| Records shown |
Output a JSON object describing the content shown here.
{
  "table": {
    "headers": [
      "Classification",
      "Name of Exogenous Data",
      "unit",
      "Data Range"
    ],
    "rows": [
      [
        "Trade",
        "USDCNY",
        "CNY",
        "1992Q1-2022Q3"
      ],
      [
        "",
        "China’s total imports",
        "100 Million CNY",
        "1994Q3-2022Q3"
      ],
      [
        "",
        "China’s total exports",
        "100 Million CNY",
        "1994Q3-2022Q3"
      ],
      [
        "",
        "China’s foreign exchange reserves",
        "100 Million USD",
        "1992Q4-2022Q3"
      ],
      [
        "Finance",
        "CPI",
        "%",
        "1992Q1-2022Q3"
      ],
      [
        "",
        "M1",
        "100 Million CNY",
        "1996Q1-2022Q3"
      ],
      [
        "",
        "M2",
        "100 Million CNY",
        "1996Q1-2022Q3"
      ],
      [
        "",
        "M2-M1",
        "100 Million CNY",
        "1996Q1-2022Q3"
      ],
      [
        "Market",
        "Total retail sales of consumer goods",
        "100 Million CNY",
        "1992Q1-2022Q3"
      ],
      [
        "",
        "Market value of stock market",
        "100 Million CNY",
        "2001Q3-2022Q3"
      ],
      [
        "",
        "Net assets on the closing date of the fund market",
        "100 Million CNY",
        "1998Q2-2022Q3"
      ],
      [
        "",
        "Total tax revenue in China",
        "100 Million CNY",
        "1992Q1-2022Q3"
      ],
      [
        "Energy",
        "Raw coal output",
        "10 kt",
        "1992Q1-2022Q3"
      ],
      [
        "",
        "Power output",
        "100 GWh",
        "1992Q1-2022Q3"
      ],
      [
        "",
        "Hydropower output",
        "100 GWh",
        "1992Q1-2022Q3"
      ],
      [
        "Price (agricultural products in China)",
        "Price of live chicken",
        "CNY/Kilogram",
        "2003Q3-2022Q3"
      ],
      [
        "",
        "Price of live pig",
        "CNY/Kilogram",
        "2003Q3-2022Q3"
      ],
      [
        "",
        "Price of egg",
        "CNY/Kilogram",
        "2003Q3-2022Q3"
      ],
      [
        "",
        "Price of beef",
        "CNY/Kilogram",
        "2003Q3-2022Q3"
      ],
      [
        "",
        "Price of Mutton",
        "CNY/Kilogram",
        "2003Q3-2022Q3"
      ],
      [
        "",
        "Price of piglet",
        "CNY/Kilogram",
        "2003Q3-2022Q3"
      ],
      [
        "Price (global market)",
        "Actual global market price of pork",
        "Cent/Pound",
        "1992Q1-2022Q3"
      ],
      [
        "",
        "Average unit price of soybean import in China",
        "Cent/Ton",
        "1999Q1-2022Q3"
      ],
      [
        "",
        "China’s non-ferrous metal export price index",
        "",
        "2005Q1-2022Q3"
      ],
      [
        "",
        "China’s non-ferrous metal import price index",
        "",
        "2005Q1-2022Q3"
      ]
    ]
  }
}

| Your objective |
Where a line above contains the word "ferrous", copy that line.

| Full solution |
        "China’s non-ferrous metal export price index",
        "China’s non-ferrous metal import price index",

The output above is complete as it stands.